Task –
Go through the data below. List every line that holds the word "Léopold".

####################

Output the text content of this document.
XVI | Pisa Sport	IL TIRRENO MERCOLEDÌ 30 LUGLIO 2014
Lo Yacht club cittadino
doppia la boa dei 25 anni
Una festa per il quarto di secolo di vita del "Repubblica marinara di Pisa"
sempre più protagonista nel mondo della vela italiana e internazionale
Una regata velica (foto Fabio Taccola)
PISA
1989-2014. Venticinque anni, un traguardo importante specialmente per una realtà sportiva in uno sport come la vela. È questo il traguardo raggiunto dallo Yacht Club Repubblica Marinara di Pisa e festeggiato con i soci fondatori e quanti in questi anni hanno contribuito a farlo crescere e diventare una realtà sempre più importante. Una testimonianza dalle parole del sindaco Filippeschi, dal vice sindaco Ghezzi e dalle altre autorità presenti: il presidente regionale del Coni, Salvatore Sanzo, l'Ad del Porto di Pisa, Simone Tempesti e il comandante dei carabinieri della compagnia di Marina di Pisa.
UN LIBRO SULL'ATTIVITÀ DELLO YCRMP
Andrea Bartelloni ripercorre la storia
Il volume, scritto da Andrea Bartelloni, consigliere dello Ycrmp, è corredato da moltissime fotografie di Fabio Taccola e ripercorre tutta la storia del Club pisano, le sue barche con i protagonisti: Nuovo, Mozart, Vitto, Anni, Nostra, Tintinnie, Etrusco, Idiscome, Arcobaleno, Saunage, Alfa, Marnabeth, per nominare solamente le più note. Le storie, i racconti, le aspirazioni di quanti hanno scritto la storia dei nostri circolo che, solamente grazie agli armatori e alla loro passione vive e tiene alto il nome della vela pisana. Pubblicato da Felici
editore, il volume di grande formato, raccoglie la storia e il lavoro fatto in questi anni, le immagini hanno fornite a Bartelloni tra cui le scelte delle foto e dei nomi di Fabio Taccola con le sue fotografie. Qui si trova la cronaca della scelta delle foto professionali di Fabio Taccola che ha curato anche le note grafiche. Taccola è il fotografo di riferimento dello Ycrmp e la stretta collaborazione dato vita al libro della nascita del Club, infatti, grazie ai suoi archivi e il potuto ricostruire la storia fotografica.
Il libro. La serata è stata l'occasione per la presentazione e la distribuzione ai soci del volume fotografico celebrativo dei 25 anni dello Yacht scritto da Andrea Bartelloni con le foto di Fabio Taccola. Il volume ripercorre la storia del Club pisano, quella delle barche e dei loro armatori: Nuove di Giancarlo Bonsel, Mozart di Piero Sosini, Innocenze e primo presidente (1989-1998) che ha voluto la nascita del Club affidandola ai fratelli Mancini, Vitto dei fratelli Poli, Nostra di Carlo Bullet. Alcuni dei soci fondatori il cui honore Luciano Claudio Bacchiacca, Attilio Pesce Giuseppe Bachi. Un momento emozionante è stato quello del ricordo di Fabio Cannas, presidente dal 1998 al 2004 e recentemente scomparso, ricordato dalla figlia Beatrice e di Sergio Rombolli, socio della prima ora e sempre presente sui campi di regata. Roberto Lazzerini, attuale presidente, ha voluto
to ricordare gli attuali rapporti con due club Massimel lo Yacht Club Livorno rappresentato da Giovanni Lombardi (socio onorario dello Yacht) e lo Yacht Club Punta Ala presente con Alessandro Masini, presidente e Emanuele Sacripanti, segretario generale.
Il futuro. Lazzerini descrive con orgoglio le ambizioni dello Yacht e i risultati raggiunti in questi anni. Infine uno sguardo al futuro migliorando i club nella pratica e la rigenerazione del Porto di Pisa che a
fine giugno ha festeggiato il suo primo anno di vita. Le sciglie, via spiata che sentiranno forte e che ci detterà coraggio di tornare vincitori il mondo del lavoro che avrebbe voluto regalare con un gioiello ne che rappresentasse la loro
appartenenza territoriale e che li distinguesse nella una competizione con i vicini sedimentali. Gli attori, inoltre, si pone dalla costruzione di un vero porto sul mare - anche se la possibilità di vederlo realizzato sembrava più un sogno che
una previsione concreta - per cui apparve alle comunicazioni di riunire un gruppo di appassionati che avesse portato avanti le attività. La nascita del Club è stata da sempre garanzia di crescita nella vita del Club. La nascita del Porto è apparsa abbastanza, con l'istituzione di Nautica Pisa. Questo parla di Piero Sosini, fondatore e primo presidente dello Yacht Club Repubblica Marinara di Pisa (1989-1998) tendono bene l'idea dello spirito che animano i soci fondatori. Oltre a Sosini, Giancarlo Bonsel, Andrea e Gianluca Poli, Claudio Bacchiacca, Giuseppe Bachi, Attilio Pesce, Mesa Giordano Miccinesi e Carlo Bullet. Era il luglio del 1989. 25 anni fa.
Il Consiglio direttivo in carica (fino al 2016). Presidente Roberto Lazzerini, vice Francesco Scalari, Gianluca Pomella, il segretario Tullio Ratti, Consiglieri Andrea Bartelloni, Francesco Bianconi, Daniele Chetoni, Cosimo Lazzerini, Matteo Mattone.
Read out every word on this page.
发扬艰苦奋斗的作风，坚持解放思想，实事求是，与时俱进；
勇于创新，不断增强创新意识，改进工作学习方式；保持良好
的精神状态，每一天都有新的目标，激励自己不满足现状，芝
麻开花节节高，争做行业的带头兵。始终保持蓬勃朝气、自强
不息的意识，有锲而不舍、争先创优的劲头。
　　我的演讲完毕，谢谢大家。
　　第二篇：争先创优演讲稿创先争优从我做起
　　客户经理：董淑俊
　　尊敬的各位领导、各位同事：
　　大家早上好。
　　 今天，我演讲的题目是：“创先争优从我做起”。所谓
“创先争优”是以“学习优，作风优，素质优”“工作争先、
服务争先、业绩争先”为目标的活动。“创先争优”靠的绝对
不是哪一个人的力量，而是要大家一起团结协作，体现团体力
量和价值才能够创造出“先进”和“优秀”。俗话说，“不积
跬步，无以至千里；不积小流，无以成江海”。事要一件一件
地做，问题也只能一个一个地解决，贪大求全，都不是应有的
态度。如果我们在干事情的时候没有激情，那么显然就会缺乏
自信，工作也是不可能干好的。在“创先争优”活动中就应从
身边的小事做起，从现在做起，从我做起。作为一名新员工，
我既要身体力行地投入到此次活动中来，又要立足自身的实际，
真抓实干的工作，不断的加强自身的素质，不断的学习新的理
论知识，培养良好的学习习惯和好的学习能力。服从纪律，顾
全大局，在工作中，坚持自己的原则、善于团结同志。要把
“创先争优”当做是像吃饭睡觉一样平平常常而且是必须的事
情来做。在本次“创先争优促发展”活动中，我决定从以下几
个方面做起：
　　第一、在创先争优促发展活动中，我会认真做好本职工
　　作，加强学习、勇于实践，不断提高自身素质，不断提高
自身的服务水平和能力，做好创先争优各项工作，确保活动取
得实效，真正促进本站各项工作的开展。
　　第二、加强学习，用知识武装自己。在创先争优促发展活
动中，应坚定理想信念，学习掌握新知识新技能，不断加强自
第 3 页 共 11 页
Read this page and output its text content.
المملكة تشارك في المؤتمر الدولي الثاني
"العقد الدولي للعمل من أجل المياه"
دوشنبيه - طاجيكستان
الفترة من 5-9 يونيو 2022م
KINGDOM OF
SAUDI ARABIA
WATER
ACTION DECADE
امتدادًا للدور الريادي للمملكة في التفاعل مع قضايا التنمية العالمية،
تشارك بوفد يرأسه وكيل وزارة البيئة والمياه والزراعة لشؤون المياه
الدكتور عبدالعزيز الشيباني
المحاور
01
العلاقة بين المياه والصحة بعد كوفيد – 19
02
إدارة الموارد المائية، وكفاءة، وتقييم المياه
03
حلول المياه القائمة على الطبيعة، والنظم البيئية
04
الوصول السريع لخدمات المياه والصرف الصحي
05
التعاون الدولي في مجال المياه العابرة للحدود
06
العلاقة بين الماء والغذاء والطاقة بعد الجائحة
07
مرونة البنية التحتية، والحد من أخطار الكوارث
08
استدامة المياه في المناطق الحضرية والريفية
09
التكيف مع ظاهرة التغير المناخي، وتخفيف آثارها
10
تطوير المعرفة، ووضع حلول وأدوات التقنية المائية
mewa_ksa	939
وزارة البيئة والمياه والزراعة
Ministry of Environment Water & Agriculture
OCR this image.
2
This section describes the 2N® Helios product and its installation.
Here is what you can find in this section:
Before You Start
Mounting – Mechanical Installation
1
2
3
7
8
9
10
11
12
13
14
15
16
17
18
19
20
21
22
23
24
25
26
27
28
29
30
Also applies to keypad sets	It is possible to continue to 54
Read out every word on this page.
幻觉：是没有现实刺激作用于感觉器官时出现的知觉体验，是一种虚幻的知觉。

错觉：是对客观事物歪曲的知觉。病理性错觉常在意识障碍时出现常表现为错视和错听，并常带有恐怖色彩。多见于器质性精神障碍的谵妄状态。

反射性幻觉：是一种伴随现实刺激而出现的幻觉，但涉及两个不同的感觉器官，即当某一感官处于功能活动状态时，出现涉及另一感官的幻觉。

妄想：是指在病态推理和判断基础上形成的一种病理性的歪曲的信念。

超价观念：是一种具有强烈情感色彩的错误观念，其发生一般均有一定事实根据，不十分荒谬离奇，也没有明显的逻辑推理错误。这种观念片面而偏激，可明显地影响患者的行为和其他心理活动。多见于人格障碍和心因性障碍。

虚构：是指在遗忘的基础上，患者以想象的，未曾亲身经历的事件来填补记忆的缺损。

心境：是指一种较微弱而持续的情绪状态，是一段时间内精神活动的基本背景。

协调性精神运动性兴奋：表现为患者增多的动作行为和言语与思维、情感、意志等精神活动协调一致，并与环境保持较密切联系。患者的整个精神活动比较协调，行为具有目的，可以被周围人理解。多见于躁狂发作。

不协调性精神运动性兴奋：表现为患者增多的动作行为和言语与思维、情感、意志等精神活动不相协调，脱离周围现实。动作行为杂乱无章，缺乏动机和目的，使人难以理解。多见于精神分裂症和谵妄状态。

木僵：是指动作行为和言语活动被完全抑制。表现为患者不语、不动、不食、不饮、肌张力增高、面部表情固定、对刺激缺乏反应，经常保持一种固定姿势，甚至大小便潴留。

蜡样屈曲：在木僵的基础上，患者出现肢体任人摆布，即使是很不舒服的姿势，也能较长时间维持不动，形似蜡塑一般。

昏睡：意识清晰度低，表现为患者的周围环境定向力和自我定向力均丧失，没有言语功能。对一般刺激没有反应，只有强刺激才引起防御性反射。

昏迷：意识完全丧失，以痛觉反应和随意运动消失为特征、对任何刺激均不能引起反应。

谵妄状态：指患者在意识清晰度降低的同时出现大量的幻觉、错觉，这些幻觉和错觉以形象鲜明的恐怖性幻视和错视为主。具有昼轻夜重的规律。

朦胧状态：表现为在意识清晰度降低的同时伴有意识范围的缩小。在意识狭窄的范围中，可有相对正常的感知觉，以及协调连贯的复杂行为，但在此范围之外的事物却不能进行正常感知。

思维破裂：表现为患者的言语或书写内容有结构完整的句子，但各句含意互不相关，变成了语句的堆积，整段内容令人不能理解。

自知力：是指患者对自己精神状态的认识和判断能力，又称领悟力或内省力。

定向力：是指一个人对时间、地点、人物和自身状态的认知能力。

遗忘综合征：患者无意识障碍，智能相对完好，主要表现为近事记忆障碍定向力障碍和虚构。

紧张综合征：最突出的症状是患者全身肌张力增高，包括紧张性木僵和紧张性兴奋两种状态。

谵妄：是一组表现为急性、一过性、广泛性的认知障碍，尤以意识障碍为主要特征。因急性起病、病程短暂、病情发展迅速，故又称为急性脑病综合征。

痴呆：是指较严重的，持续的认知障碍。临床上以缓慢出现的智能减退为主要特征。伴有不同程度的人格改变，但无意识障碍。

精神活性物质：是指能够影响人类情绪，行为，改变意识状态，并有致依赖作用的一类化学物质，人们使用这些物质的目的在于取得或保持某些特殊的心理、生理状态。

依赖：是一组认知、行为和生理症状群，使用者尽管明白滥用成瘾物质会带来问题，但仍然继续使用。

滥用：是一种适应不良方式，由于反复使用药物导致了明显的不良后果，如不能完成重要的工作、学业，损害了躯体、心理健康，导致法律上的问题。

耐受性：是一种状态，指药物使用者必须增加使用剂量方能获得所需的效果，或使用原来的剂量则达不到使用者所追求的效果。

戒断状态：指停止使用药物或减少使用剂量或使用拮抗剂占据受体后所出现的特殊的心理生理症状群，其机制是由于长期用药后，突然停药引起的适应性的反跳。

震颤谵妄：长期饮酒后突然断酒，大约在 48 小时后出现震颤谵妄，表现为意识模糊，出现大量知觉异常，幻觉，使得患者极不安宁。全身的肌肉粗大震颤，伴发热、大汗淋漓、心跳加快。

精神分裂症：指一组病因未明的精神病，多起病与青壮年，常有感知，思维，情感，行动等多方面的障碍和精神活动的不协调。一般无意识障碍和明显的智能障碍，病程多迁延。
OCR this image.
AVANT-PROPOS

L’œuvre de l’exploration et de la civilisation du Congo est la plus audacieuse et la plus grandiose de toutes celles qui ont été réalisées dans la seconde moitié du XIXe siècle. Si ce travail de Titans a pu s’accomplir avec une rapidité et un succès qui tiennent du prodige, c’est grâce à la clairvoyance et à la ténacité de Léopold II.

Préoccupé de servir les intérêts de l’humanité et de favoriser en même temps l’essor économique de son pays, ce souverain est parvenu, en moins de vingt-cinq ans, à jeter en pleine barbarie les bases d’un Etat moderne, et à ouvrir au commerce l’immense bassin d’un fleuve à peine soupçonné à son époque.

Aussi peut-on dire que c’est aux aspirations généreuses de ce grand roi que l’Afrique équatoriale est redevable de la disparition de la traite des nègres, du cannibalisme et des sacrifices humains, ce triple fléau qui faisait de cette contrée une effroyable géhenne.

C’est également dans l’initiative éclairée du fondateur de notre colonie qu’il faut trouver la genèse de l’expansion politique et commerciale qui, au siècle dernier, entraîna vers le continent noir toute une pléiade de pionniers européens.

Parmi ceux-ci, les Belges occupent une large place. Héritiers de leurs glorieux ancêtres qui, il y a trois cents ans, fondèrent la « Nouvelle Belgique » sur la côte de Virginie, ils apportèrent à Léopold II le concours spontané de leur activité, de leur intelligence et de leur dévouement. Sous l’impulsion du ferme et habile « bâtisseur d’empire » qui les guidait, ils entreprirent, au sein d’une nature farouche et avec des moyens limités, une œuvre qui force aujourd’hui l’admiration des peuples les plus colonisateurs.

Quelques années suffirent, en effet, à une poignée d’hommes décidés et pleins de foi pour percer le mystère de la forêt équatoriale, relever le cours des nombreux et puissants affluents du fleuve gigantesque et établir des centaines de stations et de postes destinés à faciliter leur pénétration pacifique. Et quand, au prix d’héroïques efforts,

####################

Answer for the task –
L’œuvre de l’exploration et de la civilisation du Congo est la plus audacieuse et la plus grandiose de toutes celles qui ont été réalisées dans la seconde moitié du XIXe siècle. Si ce travail de Titans a pu s’accomplir avec une rapidité et un succès qui tiennent du prodige, c’est grâce à la clairvoyance et à la ténacité de Léopold II.
Parmi ceux-ci, les Belges occupent une large place. Héritiers de leurs glorieux ancêtres qui, il y a trois cents ans, fondèrent la « Nouvelle Belgique » sur la côte de Virginie, ils apportèrent à Léopold II le concours spontané de leur activité, de leur intelligence et de leur dévouement. Sous l’impulsion du ferme et habile « bâtisseur d’empire » qui les guidait, ils entreprirent, au sein d’une nature farouche et avec des moyens limités, une œuvre qui force aujourd’hui l’admiration des peuples les plus colonisateurs.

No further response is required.